(Records excerpted from a collection)
——

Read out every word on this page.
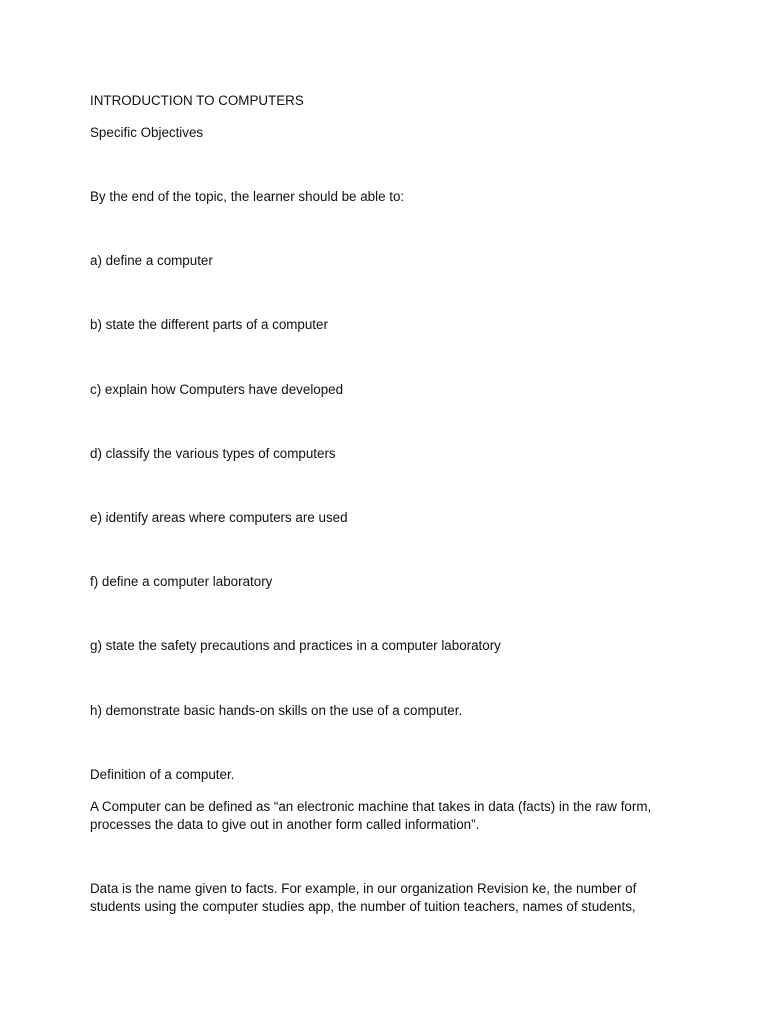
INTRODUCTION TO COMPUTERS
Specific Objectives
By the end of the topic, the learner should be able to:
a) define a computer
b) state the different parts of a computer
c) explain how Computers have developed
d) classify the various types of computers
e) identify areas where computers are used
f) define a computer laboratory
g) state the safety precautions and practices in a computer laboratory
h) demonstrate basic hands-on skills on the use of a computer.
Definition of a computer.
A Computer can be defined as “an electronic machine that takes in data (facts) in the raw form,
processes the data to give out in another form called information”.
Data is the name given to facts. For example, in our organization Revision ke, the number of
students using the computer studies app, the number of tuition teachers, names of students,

——

- _Set problem_
Reproduce all of the data exactly, omitting each picture it holds.

- _Exercise result_
Read out every word on this page.
INTRODUCTION TO COMPUTERS
Specific Objectives
By the end of the topic, the learner should be able to:
a) define a computer
b) state the different parts of a computer
c) explain how Computers have developed
d) classify the various types of computers
e) identify areas where computers are used
f) define a computer laboratory
g) state the safety precautions and practices in a computer laboratory
h) demonstrate basic hands-on skills on the use of a computer.
Definition of a computer.
A Computer can be defined as “an electronic machine that takes in data (facts) in the raw form,
processes the data to give out in another form called information”.
Data is the name given to facts. For example, in our organization Revision ke, the number of
students using the computer studies app, the number of tuition teachers, names of students,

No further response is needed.